>> Start Supplied records

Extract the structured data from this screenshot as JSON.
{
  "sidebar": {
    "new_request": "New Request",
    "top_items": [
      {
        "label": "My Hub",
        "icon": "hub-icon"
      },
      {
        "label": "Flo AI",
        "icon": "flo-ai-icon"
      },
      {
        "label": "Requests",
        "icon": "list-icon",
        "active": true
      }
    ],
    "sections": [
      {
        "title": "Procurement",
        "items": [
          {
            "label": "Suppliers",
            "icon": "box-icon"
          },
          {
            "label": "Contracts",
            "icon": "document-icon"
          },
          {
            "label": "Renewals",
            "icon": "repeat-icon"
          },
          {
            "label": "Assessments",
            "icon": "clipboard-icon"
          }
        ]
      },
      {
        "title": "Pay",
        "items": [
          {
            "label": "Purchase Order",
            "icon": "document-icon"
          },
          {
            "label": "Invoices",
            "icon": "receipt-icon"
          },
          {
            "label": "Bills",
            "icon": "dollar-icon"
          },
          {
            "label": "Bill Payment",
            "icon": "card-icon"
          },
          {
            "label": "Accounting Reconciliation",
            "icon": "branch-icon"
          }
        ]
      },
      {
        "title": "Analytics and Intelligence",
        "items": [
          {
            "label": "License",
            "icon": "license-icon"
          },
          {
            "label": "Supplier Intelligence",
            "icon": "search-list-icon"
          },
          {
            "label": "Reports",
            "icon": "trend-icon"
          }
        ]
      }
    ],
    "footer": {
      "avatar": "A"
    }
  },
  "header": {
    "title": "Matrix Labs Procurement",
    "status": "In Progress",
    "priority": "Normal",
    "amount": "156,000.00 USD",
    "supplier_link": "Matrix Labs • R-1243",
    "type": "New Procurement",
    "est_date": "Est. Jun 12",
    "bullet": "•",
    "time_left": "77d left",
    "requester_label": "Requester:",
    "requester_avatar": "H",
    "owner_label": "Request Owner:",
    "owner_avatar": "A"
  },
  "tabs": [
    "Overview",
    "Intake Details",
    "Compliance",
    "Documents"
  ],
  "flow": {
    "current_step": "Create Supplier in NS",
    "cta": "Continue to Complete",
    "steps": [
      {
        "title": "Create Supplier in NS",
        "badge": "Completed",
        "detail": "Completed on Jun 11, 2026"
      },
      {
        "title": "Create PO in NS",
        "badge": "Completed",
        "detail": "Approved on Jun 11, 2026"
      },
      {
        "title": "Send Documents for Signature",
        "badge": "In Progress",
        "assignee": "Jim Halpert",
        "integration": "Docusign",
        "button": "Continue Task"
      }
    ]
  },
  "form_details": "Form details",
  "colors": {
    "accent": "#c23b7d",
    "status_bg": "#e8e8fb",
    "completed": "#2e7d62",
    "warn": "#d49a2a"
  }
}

>> End Supplied records

Locate the word "Procurement" in the entries, and copy every line where it is found.

> Written response:
        "title": "Procurement",
    "title": "Matrix Labs Procurement",
    "type": "New Procurement",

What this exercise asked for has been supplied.